▶ [Work to be completed]
Provide only the number of lines in the data below that contain the string "plain".

▶ [Supplied material]
======

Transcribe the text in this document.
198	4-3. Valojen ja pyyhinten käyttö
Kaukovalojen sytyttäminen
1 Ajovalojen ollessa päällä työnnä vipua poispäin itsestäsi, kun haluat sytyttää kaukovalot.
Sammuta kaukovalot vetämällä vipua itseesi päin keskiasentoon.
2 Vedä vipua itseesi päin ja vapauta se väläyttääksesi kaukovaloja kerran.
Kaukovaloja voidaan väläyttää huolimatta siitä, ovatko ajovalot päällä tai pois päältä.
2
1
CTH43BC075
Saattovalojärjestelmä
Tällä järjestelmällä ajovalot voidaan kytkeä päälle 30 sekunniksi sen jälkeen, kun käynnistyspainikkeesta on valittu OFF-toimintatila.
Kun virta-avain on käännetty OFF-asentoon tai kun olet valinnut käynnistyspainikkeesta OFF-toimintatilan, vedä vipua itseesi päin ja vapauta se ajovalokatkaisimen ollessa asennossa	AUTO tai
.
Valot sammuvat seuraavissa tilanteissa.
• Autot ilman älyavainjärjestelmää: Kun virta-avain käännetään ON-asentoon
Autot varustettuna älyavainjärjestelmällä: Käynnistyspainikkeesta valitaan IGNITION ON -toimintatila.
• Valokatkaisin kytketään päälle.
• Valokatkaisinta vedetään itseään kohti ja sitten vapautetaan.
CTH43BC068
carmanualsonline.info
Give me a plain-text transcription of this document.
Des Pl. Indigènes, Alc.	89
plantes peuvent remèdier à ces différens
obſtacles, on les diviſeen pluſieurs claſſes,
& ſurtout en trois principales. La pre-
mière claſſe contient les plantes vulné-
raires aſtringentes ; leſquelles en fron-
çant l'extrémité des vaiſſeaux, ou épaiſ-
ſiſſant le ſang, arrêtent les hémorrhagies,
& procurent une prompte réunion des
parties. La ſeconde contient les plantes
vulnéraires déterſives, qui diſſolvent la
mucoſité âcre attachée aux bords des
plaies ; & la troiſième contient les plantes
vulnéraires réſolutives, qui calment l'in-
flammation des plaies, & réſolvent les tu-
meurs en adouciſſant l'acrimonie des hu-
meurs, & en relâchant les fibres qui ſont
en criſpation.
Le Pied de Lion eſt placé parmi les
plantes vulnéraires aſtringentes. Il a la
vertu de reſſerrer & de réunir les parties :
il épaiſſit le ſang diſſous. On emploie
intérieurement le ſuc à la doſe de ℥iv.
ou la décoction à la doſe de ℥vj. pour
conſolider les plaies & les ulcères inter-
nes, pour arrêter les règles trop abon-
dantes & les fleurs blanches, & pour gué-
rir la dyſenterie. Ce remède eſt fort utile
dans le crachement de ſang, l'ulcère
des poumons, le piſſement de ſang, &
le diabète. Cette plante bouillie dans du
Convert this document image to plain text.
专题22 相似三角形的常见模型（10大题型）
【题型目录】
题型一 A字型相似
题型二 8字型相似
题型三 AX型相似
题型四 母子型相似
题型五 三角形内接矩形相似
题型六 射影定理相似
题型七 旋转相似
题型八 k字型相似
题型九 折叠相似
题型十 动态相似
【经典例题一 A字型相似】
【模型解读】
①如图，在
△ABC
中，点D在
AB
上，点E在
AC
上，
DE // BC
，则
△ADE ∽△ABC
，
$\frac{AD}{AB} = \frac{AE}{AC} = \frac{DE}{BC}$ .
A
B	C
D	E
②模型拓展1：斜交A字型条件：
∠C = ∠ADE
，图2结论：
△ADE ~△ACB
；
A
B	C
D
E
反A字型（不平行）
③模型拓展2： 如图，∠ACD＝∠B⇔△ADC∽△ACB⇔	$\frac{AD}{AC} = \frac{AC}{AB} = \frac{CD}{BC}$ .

======

▶ [Task solution]
2